* _Aim of the task_:
Output each line exactly as it appears, skipping any embedded picture.
* * * * *
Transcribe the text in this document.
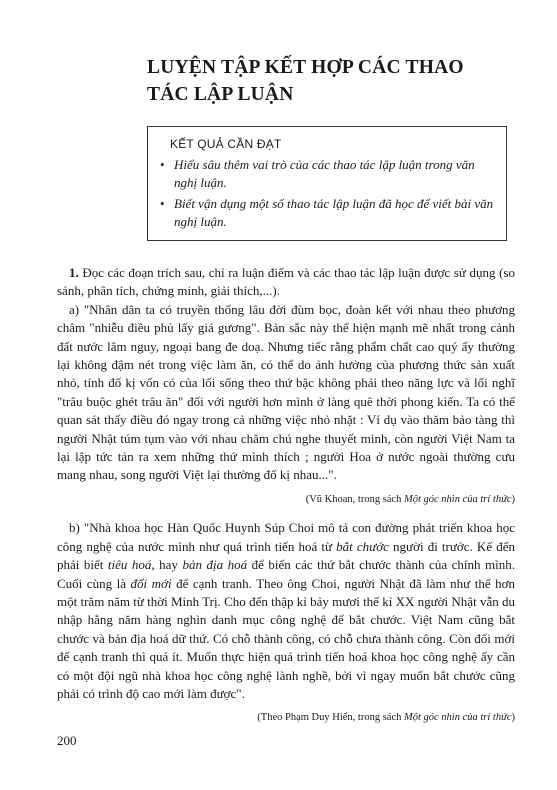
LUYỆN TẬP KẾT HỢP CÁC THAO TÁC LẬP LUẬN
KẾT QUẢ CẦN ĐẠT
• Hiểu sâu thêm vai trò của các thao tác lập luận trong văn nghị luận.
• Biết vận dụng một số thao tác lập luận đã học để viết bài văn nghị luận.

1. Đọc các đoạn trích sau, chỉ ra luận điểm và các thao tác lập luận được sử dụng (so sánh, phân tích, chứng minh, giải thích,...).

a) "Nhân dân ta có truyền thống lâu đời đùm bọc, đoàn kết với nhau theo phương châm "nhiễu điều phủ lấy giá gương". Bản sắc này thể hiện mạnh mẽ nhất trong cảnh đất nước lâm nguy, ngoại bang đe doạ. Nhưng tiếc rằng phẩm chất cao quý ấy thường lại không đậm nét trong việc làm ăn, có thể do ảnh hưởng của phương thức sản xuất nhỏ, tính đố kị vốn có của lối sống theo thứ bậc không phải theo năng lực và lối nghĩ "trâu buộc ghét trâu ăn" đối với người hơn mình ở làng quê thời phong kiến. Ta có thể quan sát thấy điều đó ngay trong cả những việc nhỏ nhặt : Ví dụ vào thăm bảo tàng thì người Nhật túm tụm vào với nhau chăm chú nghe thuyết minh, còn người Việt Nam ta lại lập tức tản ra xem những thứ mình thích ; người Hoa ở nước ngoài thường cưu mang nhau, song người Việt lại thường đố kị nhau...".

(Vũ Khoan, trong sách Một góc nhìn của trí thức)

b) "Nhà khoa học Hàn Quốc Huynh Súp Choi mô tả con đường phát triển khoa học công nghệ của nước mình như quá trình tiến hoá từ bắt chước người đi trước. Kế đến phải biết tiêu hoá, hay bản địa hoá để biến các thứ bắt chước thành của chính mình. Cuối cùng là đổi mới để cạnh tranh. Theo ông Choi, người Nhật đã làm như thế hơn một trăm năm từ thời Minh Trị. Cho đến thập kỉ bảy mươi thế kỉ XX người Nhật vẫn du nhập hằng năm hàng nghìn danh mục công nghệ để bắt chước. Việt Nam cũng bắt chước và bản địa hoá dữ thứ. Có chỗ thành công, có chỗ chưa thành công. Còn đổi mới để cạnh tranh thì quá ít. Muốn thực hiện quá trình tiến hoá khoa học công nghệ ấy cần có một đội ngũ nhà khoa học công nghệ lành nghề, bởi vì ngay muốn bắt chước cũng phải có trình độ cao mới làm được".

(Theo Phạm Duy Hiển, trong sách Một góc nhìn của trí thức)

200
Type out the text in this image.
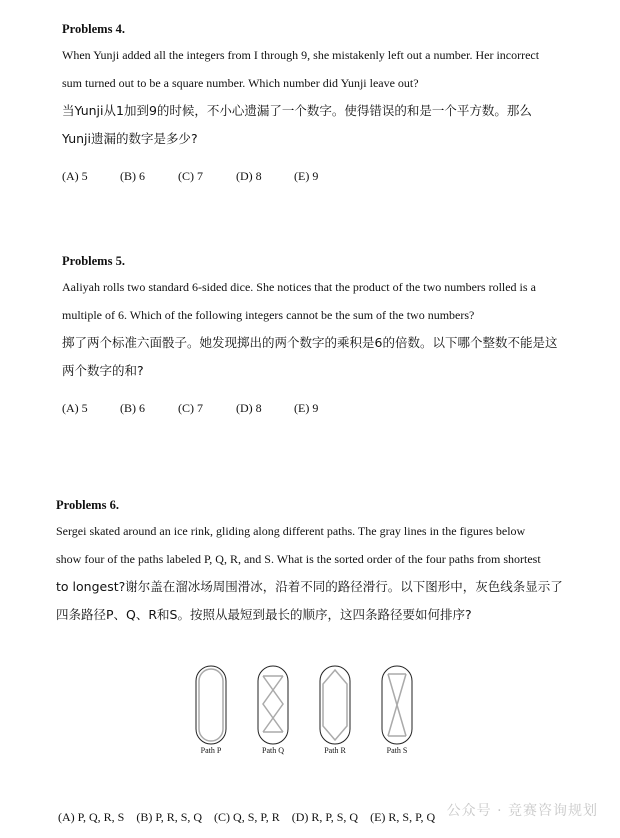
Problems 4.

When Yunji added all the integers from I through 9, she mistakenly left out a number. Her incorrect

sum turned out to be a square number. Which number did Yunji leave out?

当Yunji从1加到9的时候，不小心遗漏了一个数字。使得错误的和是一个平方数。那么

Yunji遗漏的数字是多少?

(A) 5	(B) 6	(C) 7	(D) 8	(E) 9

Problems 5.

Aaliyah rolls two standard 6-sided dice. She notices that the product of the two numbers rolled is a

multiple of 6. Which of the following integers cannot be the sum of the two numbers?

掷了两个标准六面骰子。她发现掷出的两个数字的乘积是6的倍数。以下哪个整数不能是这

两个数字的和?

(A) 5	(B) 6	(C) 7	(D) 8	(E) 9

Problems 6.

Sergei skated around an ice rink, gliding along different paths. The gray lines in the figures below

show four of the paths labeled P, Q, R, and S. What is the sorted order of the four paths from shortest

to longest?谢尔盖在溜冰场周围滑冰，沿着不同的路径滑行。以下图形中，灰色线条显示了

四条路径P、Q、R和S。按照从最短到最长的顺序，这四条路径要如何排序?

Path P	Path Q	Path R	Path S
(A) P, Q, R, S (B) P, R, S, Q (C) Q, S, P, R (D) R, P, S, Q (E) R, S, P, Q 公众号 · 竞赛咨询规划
* * * * *
* _Correct result_:
Transcribe the text in this document.
LUYỆN TẬP KẾT HỢP CÁC THAO TÁC LẬP LUẬN
KẾT QUẢ CẦN ĐẠT
• Hiểu sâu thêm vai trò của các thao tác lập luận trong văn nghị luận.
• Biết vận dụng một số thao tác lập luận đã học để viết bài văn nghị luận.

1. Đọc các đoạn trích sau, chỉ ra luận điểm và các thao tác lập luận được sử dụng (so sánh, phân tích, chứng minh, giải thích,...).

a) "Nhân dân ta có truyền thống lâu đời đùm bọc, đoàn kết với nhau theo phương châm "nhiễu điều phủ lấy giá gương". Bản sắc này thể hiện mạnh mẽ nhất trong cảnh đất nước lâm nguy, ngoại bang đe doạ. Nhưng tiếc rằng phẩm chất cao quý ấy thường lại không đậm nét trong việc làm ăn, có thể do ảnh hưởng của phương thức sản xuất nhỏ, tính đố kị vốn có của lối sống theo thứ bậc không phải theo năng lực và lối nghĩ "trâu buộc ghét trâu ăn" đối với người hơn mình ở làng quê thời phong kiến. Ta có thể quan sát thấy điều đó ngay trong cả những việc nhỏ nhặt : Ví dụ vào thăm bảo tàng thì người Nhật túm tụm vào với nhau chăm chú nghe thuyết minh, còn người Việt Nam ta lại lập tức tản ra xem những thứ mình thích ; người Hoa ở nước ngoài thường cưu mang nhau, song người Việt lại thường đố kị nhau...".

(Vũ Khoan, trong sách Một góc nhìn của trí thức)

b) "Nhà khoa học Hàn Quốc Huynh Súp Choi mô tả con đường phát triển khoa học công nghệ của nước mình như quá trình tiến hoá từ bắt chước người đi trước. Kế đến phải biết tiêu hoá, hay bản địa hoá để biến các thứ bắt chước thành của chính mình. Cuối cùng là đổi mới để cạnh tranh. Theo ông Choi, người Nhật đã làm như thế hơn một trăm năm từ thời Minh Trị. Cho đến thập kỉ bảy mươi thế kỉ XX người Nhật vẫn du nhập hằng năm hàng nghìn danh mục công nghệ để bắt chước. Việt Nam cũng bắt chước và bản địa hoá dữ thứ. Có chỗ thành công, có chỗ chưa thành công. Còn đổi mới để cạnh tranh thì quá ít. Muốn thực hiện quá trình tiến hoá khoa học công nghệ ấy cần có một đội ngũ nhà khoa học công nghệ lành nghề, bởi vì ngay muốn bắt chước cũng phải có trình độ cao mới làm được".

(Theo Phạm Duy Hiển, trong sách Một góc nhìn của trí thức)

200
Type out the text in this image.
Problems 4.

When Yunji added all the integers from I through 9, she mistakenly left out a number. Her incorrect

sum turned out to be a square number. Which number did Yunji leave out?

当Yunji从1加到9的时候，不小心遗漏了一个数字。使得错误的和是一个平方数。那么

Yunji遗漏的数字是多少?

(A) 5	(B) 6	(C) 7	(D) 8	(E) 9

Problems 5.

Aaliyah rolls two standard 6-sided dice. She notices that the product of the two numbers rolled is a

multiple of 6. Which of the following integers cannot be the sum of the two numbers?

掷了两个标准六面骰子。她发现掷出的两个数字的乘积是6的倍数。以下哪个整数不能是这

两个数字的和?

(A) 5	(B) 6	(C) 7	(D) 8	(E) 9

Problems 6.

Sergei skated around an ice rink, gliding along different paths. The gray lines in the figures below

show four of the paths labeled P, Q, R, and S. What is the sorted order of the four paths from shortest

to longest?谢尔盖在溜冰场周围滑冰，沿着不同的路径滑行。以下图形中，灰色线条显示了

四条路径P、Q、R和S。按照从最短到最长的顺序，这四条路径要如何排序?

Path P	Path Q	Path R	Path S
(A) P, Q, R, S (B) P, R, S, Q (C) Q, S, P, R (D) R, P, S, Q (E) R, S, P, Q 公众号 · 竞赛咨询规划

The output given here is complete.